## Goal
Tell how many lines in these records contain the string "this", with only the number as the reply.

## Dataset content
——

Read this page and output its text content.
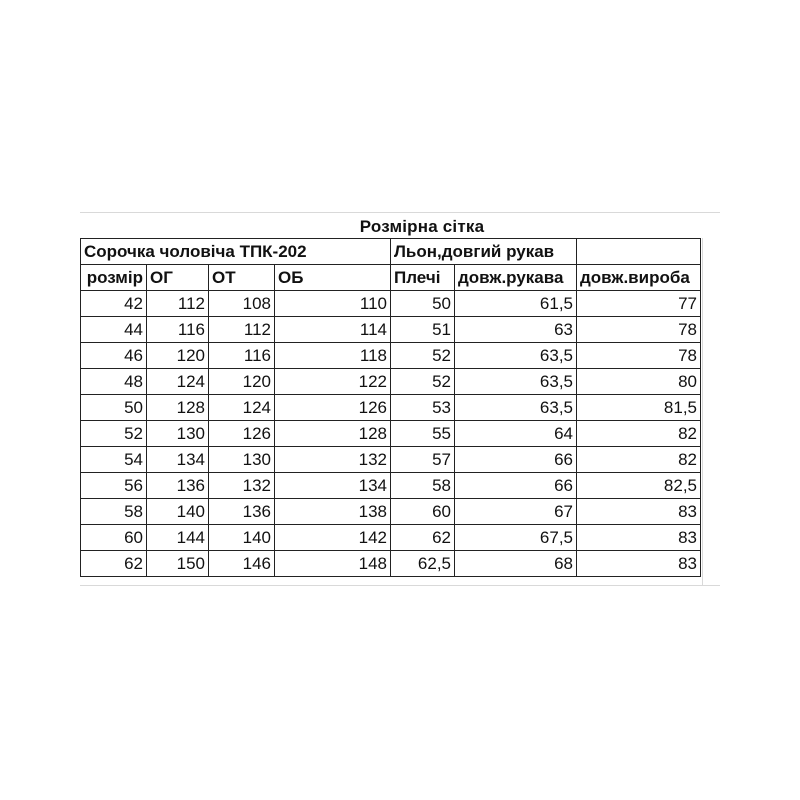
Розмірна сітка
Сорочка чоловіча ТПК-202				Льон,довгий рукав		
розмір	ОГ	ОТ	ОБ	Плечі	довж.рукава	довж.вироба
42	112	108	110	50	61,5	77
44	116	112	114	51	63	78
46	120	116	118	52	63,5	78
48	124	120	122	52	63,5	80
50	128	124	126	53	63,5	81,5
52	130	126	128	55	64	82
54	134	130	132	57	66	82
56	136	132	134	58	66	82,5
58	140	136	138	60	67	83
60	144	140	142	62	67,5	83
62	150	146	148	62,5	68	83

——

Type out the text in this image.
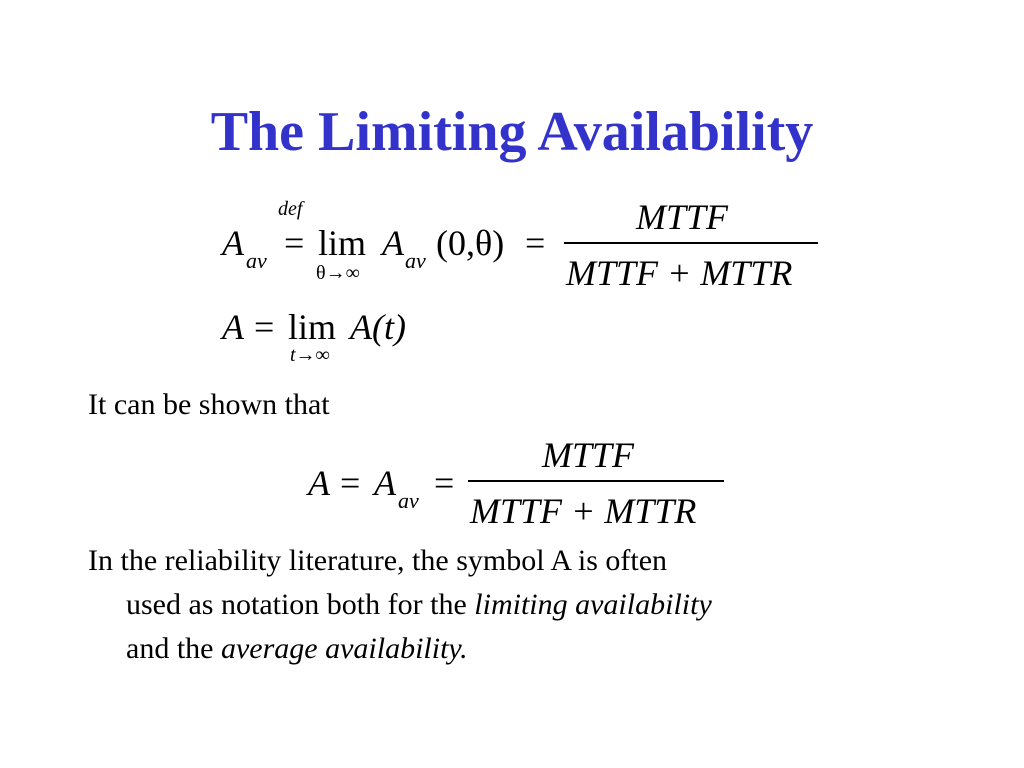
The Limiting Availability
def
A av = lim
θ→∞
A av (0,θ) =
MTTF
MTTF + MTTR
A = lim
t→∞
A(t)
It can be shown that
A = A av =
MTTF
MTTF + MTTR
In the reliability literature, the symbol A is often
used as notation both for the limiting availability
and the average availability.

——

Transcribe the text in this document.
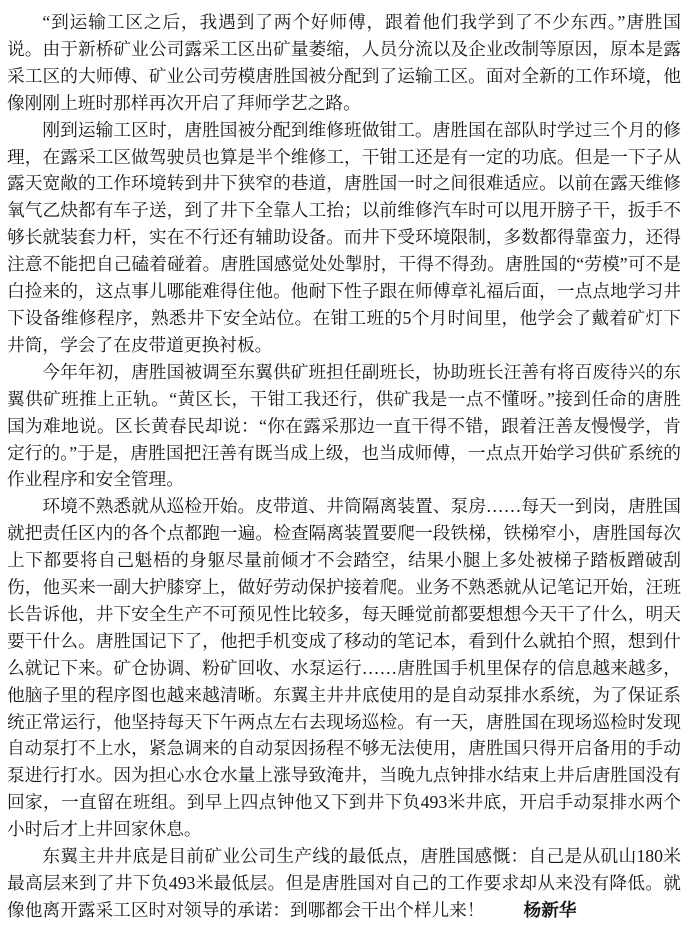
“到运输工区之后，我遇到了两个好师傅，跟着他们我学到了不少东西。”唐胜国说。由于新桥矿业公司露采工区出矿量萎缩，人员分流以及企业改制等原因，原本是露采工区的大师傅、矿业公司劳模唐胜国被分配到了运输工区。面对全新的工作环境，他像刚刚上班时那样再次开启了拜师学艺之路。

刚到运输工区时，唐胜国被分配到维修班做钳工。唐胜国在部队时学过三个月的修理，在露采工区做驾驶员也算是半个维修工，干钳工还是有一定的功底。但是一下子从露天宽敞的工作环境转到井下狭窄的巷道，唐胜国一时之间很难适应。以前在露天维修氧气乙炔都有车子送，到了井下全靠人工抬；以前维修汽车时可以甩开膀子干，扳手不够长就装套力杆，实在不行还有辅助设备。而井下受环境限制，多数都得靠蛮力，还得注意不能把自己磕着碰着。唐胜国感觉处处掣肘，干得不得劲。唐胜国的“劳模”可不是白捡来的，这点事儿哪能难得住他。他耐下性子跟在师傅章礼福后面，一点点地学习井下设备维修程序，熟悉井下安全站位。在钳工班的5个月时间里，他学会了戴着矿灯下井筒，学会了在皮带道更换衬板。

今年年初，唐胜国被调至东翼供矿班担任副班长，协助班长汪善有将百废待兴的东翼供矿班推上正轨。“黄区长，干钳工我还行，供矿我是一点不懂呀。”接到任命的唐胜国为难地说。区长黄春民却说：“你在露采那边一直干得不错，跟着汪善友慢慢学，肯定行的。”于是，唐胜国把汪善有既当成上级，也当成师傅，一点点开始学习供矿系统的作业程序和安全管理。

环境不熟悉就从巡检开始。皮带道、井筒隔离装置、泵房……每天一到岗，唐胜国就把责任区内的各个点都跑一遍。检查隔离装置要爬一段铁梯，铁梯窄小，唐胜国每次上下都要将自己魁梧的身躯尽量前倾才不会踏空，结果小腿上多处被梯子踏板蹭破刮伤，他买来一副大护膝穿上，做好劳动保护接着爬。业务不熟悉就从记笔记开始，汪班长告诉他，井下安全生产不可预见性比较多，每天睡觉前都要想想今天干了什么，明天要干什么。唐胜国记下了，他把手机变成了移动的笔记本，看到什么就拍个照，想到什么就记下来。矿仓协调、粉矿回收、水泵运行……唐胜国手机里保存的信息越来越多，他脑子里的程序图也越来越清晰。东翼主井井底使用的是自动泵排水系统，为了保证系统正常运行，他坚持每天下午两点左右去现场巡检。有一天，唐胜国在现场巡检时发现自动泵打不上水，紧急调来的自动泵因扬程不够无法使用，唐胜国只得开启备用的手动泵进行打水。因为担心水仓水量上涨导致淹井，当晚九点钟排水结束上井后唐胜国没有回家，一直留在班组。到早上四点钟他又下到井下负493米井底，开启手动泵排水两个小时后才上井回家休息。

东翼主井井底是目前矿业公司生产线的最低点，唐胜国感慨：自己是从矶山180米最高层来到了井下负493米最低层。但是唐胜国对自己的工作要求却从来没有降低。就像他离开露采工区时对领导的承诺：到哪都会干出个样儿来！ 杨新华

——

## Correct answer
3